:: Material to process

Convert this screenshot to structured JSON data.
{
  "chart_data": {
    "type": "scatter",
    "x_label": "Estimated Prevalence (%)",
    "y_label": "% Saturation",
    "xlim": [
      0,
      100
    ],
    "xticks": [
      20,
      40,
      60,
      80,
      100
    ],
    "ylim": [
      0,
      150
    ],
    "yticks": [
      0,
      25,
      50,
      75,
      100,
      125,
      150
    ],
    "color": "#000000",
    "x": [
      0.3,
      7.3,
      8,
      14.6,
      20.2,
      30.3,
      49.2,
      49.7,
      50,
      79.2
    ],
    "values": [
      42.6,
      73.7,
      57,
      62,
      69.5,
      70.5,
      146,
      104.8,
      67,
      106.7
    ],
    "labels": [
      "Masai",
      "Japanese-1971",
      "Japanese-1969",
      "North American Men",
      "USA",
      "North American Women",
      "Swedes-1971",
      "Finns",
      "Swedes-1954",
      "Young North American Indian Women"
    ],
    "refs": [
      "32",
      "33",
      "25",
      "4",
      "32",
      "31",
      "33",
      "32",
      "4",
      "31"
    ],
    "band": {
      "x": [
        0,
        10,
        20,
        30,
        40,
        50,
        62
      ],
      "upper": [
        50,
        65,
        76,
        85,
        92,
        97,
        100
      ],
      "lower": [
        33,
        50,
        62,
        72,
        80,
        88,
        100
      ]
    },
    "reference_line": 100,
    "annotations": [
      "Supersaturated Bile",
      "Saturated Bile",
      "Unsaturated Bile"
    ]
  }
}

::::

» Exercise details:
Recopy the whole listing exactly.

» Exercise output:
Convert this screenshot to structured JSON data.
{
  "chart_data": {
    "type": "scatter",
    "x_label": "Estimated Prevalence (%)",
    "y_label": "% Saturation",
    "xlim": [
      0,
      100
    ],
    "xticks": [
      20,
      40,
      60,
      80,
      100
    ],
    "ylim": [
      0,
      150
    ],
    "yticks": [
      0,
      25,
      50,
      75,
      100,
      125,
      150
    ],
    "color": "#000000",
    "x": [
      0.3,
      7.3,
      8,
      14.6,
      20.2,
      30.3,
      49.2,
      49.7,
      50,
      79.2
    ],
    "values": [
      42.6,
      73.7,
      57,
      62,
      69.5,
      70.5,
      146,
      104.8,
      67,
      106.7
    ],
    "labels": [
      "Masai",
      "Japanese-1971",
      "Japanese-1969",
      "North American Men",
      "USA",
      "North American Women",
      "Swedes-1971",
      "Finns",
      "Swedes-1954",
      "Young North American Indian Women"
    ],
    "refs": [
      "32",
      "33",
      "25",
      "4",
      "32",
      "31",
      "33",
      "32",
      "4",
      "31"
    ],
    "band": {
      "x": [
        0,
        10,
        20,
        30,
        40,
        50,
        62
      ],
      "upper": [
        50,
        65,
        76,
        85,
        92,
        97,
        100
      ],
      "lower": [
        33,
        50,
        62,
        72,
        80,
        88,
        100
      ]
    },
    "reference_line": 100,
    "annotations": [
      "Supersaturated Bile",
      "Saturated Bile",
      "Unsaturated Bile"
    ]
  }
}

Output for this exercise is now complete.